(Some records)
+++++

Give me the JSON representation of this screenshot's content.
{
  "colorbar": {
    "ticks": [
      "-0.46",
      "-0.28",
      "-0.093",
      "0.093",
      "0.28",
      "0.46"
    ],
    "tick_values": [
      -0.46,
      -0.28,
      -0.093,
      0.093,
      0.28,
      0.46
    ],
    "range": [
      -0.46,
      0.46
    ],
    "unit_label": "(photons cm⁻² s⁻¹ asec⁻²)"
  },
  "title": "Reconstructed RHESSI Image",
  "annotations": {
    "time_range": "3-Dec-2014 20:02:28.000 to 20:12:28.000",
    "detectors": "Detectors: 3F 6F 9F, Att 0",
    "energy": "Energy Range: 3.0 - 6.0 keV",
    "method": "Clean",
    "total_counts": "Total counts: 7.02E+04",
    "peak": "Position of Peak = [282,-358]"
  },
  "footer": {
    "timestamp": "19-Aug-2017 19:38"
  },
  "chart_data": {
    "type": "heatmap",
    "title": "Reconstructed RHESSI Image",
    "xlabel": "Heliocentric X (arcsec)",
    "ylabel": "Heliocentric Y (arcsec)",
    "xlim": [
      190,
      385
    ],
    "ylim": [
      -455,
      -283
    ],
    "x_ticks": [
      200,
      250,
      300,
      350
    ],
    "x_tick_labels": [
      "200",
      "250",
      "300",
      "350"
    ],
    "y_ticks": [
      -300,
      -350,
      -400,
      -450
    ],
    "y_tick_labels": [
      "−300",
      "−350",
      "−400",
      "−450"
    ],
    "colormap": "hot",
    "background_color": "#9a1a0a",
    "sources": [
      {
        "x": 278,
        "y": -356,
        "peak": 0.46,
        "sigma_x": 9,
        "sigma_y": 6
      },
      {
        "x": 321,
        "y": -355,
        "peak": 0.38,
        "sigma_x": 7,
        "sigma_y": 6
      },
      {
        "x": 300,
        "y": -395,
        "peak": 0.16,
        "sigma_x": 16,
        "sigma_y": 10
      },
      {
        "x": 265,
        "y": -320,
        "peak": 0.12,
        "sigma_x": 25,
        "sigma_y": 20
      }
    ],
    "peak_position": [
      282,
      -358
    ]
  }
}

+++++

- **TASK REQUIREMENTS**
Pull every line containing "title" out of the data above.

- **REPLY**
  "title": "Reconstructed RHESSI Image",
    "title": "Reconstructed RHESSI Image",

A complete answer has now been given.